WHAT TO DO
The records that follow are to be transcribed in full, without their images.

====

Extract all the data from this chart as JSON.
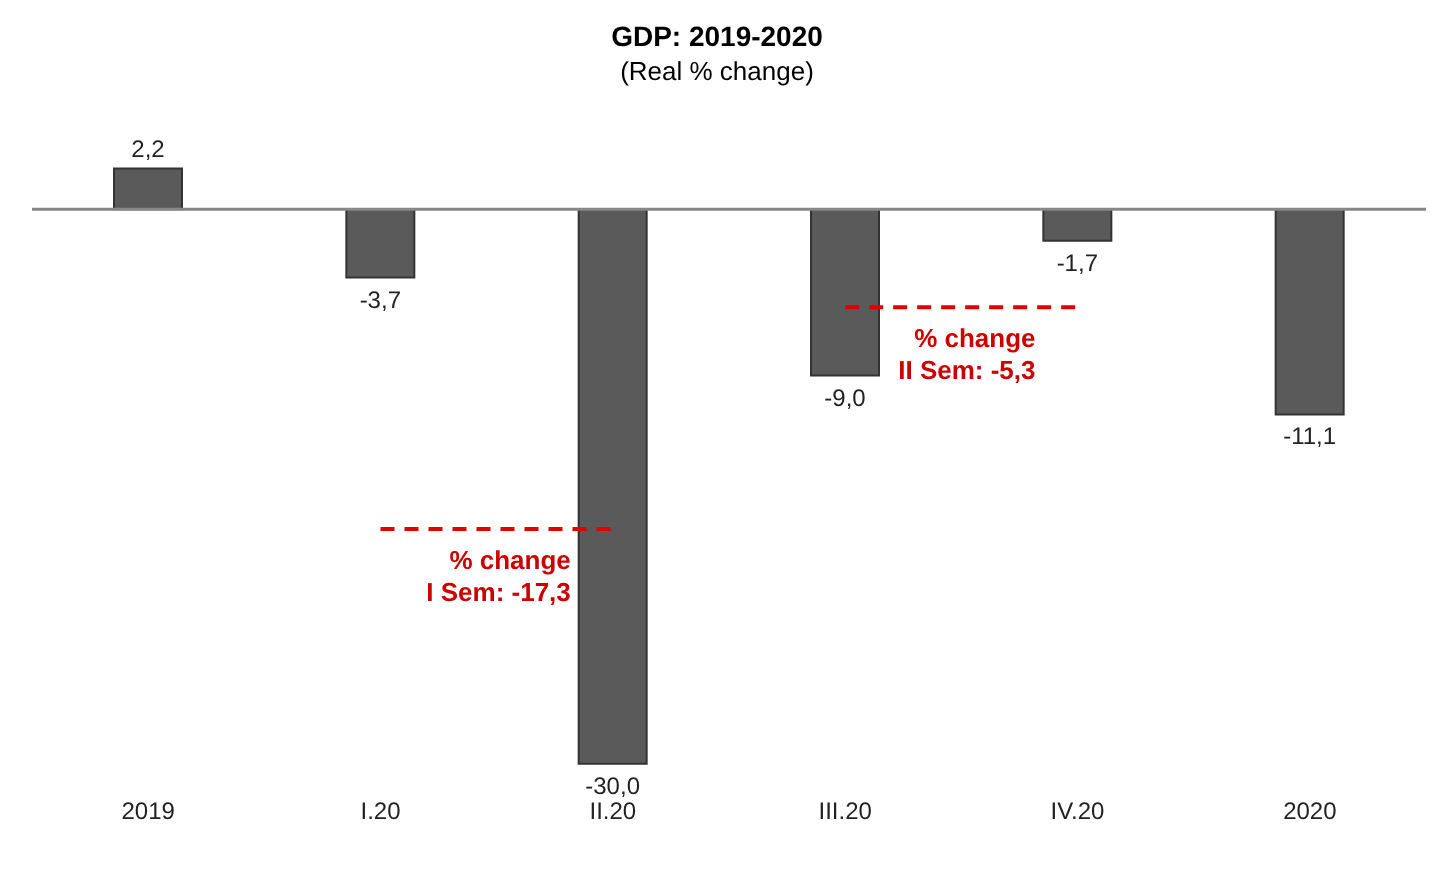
{
  "chart_data": {
    "type": "bar",
    "title": "GDP: 2019-2020",
    "subtitle": "(Real % change)",
    "categories": [
      "2019",
      "I.20",
      "II.20",
      "III.20",
      "IV.20",
      "2020"
    ],
    "series": [
      {
        "color": "#5a5a5a",
        "values": [
          2.2,
          -3.7,
          -30.0,
          -9.0,
          -1.7,
          -11.1
        ],
        "value_labels": [
          "2,2",
          "-3,7",
          "-30,0",
          "-9,0",
          "-1,7",
          "-11,1"
        ]
      },
      {
        "type": "line",
        "color": "#e00000",
        "line_style": "dashed",
        "values": [
          null,
          -17.3,
          -17.3,
          null,
          null,
          null
        ]
      },
      {
        "type": "line",
        "color": "#e00000",
        "line_style": "dashed",
        "values": [
          null,
          null,
          null,
          -5.3,
          -5.3,
          null
        ]
      }
    ],
    "annotations": [
      {
        "text": "% change\nI Sem: -17,3",
        "x": "II.20",
        "y": -17.3
      },
      {
        "text": "% change\nII Sem: -5,3",
        "x": "IV.20",
        "y": -5.3
      }
    ],
    "grid": false,
    "legend": false
  }
}
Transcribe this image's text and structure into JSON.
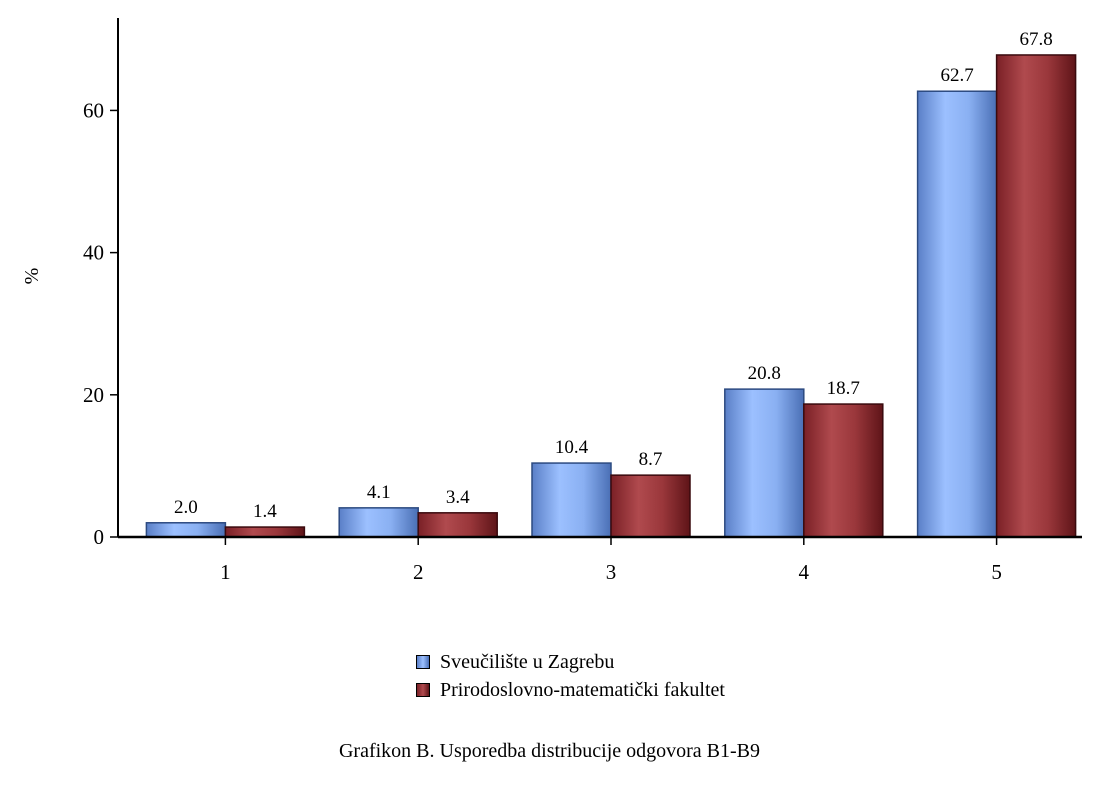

====

RESPONSE
Extract all the data from this chart as JSON.
{
  "chart_data": {
    "type": "bar",
    "title": "GDP: 2019-2020",
    "subtitle": "(Real % change)",
    "categories": [
      "2019",
      "I.20",
      "II.20",
      "III.20",
      "IV.20",
      "2020"
    ],
    "series": [
      {
        "color": "#5a5a5a",
        "values": [
          2.2,
          -3.7,
          -30.0,
          -9.0,
          -1.7,
          -11.1
        ],
        "value_labels": [
          "2,2",
          "-3,7",
          "-30,0",
          "-9,0",
          "-1,7",
          "-11,1"
        ]
      },
      {
        "type": "line",
        "color": "#e00000",
        "line_style": "dashed",
        "values": [
          null,
          -17.3,
          -17.3,
          null,
          null,
          null
        ]
      },
      {
        "type": "line",
        "color": "#e00000",
        "line_style": "dashed",
        "values": [
          null,
          null,
          null,
          -5.3,
          -5.3,
          null
        ]
      }
    ],
    "annotations": [
      {
        "text": "% change\nI Sem: -17,3",
        "x": "II.20",
        "y": -17.3
      },
      {
        "text": "% change\nII Sem: -5,3",
        "x": "IV.20",
        "y": -5.3
      }
    ],
    "grid": false,
    "legend": false
  }
}
Transcribe this image's text and structure into JSON.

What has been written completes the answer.